Instructions to follow: Reproduce all lines of the listing below in which the word "tính" occurs.

Data for processing:

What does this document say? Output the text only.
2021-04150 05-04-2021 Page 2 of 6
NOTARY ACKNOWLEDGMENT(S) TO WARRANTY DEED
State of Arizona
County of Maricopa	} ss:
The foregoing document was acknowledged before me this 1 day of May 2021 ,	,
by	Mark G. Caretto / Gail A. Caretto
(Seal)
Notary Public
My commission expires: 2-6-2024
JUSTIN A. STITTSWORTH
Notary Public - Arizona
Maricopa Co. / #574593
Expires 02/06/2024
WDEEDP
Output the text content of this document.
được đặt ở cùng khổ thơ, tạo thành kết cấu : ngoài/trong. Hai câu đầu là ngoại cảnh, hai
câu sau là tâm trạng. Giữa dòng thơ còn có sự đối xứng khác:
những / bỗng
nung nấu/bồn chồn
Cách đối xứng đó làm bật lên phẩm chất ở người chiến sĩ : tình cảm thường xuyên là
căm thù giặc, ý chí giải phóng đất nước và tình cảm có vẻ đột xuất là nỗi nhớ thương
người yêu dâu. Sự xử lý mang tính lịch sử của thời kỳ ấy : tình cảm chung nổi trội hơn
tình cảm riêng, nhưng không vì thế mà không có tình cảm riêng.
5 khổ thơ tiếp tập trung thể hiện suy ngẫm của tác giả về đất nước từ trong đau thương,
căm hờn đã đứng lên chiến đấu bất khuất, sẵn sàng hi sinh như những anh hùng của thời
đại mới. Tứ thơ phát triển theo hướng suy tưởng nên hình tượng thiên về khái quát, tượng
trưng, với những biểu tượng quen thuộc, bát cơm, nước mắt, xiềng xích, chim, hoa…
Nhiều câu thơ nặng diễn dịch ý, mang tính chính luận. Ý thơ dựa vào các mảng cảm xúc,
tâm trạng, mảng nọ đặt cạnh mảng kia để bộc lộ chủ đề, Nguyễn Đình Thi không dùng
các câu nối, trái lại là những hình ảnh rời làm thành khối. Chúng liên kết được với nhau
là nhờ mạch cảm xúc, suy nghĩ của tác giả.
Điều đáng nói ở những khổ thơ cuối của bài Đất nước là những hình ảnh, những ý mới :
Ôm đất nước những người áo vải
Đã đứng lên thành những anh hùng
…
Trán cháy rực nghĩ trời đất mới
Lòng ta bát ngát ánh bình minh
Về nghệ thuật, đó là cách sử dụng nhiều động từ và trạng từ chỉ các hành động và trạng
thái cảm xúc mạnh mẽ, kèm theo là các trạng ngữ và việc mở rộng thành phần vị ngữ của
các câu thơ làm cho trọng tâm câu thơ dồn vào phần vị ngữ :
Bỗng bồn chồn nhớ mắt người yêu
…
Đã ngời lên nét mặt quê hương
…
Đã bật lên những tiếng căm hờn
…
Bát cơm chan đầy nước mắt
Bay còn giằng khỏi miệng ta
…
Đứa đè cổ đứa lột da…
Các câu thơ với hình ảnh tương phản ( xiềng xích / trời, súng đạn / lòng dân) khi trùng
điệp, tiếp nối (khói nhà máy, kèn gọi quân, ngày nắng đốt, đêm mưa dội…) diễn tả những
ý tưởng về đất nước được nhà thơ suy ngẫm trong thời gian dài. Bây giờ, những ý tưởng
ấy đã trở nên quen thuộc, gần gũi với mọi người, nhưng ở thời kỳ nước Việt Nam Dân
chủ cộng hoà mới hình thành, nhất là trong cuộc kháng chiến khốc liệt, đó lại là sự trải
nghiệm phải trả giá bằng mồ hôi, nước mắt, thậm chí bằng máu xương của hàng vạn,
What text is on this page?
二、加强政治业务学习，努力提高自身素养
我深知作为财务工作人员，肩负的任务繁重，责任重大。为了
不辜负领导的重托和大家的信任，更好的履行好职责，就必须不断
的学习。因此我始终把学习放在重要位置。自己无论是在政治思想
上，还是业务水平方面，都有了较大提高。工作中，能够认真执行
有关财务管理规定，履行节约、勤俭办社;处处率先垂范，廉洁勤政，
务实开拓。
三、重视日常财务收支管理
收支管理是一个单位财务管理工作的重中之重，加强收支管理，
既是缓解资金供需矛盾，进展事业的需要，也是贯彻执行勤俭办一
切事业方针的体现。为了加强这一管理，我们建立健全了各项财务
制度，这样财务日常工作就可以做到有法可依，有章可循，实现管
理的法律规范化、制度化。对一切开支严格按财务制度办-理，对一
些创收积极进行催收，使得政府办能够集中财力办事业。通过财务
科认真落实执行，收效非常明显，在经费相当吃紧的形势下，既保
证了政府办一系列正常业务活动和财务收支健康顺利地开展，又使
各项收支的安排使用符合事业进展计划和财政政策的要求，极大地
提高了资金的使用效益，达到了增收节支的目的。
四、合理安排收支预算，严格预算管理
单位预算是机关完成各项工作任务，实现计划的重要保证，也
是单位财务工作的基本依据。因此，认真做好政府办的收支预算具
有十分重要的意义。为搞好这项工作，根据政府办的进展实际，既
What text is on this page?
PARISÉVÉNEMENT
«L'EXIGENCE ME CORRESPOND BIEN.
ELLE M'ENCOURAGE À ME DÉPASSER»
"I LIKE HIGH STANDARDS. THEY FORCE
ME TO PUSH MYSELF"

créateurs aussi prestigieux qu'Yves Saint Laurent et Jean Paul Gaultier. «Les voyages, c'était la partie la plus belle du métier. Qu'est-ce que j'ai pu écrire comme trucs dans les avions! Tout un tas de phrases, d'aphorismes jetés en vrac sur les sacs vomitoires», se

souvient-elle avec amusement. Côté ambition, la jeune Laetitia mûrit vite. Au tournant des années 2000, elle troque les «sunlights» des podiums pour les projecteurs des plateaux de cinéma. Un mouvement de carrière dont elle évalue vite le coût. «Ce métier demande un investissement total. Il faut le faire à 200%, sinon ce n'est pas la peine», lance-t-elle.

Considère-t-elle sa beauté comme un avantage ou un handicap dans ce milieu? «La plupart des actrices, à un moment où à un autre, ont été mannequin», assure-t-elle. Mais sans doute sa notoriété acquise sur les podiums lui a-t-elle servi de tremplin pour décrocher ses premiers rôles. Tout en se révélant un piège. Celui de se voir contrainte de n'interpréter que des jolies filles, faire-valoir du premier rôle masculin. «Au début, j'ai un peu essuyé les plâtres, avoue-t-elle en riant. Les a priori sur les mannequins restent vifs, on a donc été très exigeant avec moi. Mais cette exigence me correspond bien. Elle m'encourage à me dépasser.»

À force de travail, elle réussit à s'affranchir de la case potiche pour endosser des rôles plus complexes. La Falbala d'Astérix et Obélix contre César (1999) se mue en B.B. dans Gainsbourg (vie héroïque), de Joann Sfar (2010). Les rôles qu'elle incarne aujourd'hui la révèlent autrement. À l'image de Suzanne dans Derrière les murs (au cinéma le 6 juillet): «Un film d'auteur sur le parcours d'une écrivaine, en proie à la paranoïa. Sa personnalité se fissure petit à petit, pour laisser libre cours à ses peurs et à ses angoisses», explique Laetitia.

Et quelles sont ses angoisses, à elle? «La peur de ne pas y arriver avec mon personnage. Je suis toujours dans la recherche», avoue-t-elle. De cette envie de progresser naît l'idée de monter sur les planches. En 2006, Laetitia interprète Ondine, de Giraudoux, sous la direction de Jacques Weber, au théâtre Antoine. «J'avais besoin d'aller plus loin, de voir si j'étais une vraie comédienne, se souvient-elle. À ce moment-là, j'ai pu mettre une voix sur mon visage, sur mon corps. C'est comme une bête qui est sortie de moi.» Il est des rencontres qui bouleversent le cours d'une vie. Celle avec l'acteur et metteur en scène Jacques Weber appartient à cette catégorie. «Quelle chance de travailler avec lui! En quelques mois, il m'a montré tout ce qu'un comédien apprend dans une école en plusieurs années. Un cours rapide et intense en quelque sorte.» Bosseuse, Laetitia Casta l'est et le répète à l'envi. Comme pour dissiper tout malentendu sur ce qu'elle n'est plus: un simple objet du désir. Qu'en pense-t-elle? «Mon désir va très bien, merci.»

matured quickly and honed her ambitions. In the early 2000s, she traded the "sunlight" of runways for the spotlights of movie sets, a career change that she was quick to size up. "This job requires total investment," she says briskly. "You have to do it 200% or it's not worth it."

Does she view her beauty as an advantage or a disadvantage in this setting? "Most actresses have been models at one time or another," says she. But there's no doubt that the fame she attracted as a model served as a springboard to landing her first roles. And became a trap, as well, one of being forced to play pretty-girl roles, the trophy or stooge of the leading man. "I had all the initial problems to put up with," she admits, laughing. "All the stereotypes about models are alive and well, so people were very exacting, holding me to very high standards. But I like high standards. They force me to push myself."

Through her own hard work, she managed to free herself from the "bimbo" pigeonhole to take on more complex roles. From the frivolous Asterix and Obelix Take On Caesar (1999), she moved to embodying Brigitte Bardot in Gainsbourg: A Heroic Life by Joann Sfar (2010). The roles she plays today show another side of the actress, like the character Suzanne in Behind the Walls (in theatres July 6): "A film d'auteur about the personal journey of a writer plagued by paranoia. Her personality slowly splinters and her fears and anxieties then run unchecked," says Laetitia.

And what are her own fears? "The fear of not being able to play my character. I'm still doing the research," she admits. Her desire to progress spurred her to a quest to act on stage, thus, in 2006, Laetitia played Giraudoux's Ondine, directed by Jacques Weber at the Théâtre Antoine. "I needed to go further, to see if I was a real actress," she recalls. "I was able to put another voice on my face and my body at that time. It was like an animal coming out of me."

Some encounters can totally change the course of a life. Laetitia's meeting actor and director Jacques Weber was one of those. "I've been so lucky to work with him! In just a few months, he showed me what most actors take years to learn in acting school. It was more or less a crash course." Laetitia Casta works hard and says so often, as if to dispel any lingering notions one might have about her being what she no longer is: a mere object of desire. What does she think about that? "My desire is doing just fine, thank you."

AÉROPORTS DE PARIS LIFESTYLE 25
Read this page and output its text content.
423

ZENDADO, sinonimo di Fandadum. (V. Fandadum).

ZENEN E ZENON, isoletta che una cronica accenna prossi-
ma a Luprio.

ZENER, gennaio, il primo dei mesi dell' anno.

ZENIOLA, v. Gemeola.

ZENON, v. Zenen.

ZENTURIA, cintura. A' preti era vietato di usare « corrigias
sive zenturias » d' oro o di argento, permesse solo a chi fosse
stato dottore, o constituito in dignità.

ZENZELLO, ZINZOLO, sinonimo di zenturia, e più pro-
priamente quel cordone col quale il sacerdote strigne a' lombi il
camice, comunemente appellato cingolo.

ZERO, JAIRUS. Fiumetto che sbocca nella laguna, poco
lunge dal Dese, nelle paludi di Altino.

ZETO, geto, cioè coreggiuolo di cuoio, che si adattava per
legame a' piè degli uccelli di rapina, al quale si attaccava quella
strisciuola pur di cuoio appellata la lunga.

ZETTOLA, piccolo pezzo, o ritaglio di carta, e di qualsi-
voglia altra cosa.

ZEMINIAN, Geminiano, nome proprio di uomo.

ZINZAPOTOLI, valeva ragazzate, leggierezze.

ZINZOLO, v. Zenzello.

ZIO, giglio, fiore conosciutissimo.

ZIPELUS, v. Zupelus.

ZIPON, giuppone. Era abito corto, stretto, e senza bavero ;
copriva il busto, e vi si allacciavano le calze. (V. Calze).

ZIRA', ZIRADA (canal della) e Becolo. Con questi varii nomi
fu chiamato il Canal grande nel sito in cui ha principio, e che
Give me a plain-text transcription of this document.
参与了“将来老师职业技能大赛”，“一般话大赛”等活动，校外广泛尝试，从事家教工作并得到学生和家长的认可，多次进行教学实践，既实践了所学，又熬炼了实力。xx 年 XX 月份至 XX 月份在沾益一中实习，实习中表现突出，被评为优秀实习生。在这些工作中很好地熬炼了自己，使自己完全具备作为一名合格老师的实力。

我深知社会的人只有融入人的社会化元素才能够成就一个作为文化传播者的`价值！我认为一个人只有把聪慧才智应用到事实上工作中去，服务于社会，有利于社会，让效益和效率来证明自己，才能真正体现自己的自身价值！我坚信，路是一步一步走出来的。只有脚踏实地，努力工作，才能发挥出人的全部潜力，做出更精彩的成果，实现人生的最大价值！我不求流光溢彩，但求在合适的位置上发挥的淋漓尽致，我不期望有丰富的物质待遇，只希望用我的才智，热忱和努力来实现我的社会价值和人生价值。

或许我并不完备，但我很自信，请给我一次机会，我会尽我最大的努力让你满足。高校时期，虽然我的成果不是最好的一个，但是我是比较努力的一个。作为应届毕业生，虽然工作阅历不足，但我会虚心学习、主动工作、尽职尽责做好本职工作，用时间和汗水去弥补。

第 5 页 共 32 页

Problem solution:
người yêu dâu. Sự xử lý mang tính lịch sử của thời kỳ ấy : tình cảm chung nổi trội hơn
Nhiều câu thơ nặng diễn dịch ý, mang tính chính luận. Ý thơ dựa vào các mảng cảm xúc,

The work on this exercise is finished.